▶ **Task item**:
Restate the listing below word for word; no pictures belong in the copy.

▶ **Input data**:
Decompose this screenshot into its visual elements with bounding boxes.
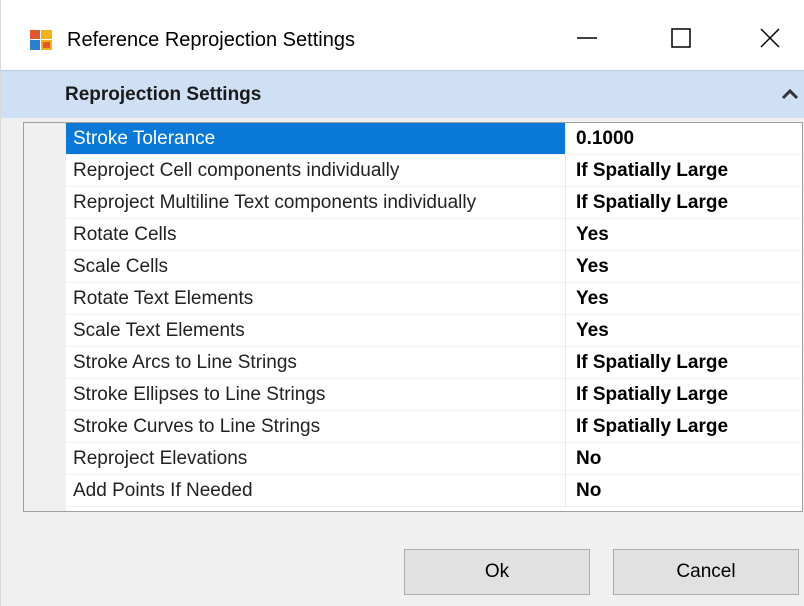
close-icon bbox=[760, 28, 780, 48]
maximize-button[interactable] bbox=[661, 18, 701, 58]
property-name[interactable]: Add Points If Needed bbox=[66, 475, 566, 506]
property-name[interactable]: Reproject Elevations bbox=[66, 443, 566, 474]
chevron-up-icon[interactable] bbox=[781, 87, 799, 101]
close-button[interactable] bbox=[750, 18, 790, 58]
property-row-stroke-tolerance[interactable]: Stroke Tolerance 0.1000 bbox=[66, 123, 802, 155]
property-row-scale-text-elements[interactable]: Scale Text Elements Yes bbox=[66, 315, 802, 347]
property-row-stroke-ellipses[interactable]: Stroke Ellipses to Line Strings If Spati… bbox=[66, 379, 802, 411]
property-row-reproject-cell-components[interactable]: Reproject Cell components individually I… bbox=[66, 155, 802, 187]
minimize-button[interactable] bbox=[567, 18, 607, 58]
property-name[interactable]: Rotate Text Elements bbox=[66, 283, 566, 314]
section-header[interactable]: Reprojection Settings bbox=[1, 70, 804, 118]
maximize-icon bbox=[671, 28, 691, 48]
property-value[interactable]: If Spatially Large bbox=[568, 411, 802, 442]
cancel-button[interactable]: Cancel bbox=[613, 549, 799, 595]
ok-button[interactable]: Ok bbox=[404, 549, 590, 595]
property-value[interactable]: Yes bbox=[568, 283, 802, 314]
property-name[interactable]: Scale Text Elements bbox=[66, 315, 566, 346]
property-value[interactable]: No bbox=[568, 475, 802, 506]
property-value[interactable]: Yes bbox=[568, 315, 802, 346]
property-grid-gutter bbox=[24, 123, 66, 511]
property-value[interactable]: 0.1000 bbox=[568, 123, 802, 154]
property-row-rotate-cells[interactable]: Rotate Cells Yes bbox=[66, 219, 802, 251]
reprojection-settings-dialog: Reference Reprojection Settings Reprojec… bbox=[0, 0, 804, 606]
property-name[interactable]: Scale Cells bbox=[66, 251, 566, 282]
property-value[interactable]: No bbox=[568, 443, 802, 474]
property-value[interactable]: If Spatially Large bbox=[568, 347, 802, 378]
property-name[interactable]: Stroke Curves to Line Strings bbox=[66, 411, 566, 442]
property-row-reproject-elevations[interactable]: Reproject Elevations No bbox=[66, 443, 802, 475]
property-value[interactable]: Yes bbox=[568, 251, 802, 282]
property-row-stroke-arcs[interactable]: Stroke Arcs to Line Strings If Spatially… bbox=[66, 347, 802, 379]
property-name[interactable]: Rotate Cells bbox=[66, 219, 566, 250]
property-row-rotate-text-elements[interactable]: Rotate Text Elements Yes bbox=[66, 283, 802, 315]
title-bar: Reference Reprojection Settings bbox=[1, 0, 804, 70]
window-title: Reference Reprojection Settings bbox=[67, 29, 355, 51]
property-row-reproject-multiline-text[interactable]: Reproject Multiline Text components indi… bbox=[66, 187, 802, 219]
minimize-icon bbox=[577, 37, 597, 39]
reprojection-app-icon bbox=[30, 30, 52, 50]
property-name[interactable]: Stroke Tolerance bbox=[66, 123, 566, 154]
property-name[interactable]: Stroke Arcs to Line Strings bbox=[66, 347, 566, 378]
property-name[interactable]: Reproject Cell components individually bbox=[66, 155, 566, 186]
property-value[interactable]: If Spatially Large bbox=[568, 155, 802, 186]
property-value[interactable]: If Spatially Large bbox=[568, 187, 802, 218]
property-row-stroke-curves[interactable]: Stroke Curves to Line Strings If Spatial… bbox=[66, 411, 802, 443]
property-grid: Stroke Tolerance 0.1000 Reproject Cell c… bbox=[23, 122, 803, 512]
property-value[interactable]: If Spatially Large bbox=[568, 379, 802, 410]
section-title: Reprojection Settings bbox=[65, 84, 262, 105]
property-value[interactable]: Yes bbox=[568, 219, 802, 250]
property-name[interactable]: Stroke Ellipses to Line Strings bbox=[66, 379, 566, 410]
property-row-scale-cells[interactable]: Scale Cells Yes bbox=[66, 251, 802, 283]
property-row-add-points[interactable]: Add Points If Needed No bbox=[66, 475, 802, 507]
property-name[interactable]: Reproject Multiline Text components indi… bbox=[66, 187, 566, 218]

▶ **Result of the task**:
Decompose this screenshot into its visual elements with bounding boxes.
close-icon bbox=[760, 28, 780, 48]
maximize-button[interactable] bbox=[661, 18, 701, 58]
property-name[interactable]: Add Points If Needed bbox=[66, 475, 566, 506]
property-name[interactable]: Reproject Elevations bbox=[66, 443, 566, 474]
chevron-up-icon[interactable] bbox=[781, 87, 799, 101]
close-button[interactable] bbox=[750, 18, 790, 58]
property-row-stroke-tolerance[interactable]: Stroke Tolerance 0.1000 bbox=[66, 123, 802, 155]
property-row-scale-text-elements[interactable]: Scale Text Elements Yes bbox=[66, 315, 802, 347]
property-row-stroke-ellipses[interactable]: Stroke Ellipses to Line Strings If Spati… bbox=[66, 379, 802, 411]
property-row-reproject-cell-components[interactable]: Reproject Cell components individually I… bbox=[66, 155, 802, 187]
minimize-button[interactable] bbox=[567, 18, 607, 58]
property-name[interactable]: Rotate Text Elements bbox=[66, 283, 566, 314]
section-header[interactable]: Reprojection Settings bbox=[1, 70, 804, 118]
maximize-icon bbox=[671, 28, 691, 48]
property-value[interactable]: If Spatially Large bbox=[568, 411, 802, 442]
cancel-button[interactable]: Cancel bbox=[613, 549, 799, 595]
ok-button[interactable]: Ok bbox=[404, 549, 590, 595]
property-value[interactable]: Yes bbox=[568, 283, 802, 314]
property-name[interactable]: Scale Text Elements bbox=[66, 315, 566, 346]
property-value[interactable]: No bbox=[568, 475, 802, 506]
property-value[interactable]: Yes bbox=[568, 315, 802, 346]
property-grid-gutter bbox=[24, 123, 66, 511]
property-value[interactable]: 0.1000 bbox=[568, 123, 802, 154]
property-row-rotate-cells[interactable]: Rotate Cells Yes bbox=[66, 219, 802, 251]
reprojection-settings-dialog: Reference Reprojection Settings Reprojec… bbox=[0, 0, 804, 606]
property-name[interactable]: Scale Cells bbox=[66, 251, 566, 282]
property-value[interactable]: No bbox=[568, 443, 802, 474]
property-value[interactable]: If Spatially Large bbox=[568, 347, 802, 378]
property-name[interactable]: Stroke Curves to Line Strings bbox=[66, 411, 566, 442]
property-row-reproject-elevations[interactable]: Reproject Elevations No bbox=[66, 443, 802, 475]
property-value[interactable]: Yes bbox=[568, 251, 802, 282]
property-row-stroke-arcs[interactable]: Stroke Arcs to Line Strings If Spatially… bbox=[66, 347, 802, 379]
property-name[interactable]: Rotate Cells bbox=[66, 219, 566, 250]
property-row-rotate-text-elements[interactable]: Rotate Text Elements Yes bbox=[66, 283, 802, 315]
title-bar: Reference Reprojection Settings bbox=[1, 0, 804, 70]
window-title: Reference Reprojection Settings bbox=[67, 29, 355, 51]
property-row-reproject-multiline-text[interactable]: Reproject Multiline Text components indi… bbox=[66, 187, 802, 219]
minimize-icon bbox=[577, 37, 597, 39]
reprojection-app-icon bbox=[30, 30, 52, 50]
property-name[interactable]: Stroke Tolerance bbox=[66, 123, 566, 154]
property-name[interactable]: Stroke Arcs to Line Strings bbox=[66, 347, 566, 378]
property-name[interactable]: Reproject Cell components individually bbox=[66, 155, 566, 186]
property-value[interactable]: If Spatially Large bbox=[568, 155, 802, 186]
property-value[interactable]: If Spatially Large bbox=[568, 187, 802, 218]
property-row-stroke-curves[interactable]: Stroke Curves to Line Strings If Spatial… bbox=[66, 411, 802, 443]
property-grid: Stroke Tolerance 0.1000 Reproject Cell c… bbox=[23, 122, 803, 512]
property-value[interactable]: If Spatially Large bbox=[568, 379, 802, 410]
section-title: Reprojection Settings bbox=[65, 84, 262, 105]
property-value[interactable]: Yes bbox=[568, 219, 802, 250]
property-name[interactable]: Stroke Ellipses to Line Strings bbox=[66, 379, 566, 410]
property-row-scale-cells[interactable]: Scale Cells Yes bbox=[66, 251, 802, 283]
property-row-add-points[interactable]: Add Points If Needed No bbox=[66, 475, 802, 507]
property-name[interactable]: Reproject Multiline Text components indi… bbox=[66, 187, 566, 218]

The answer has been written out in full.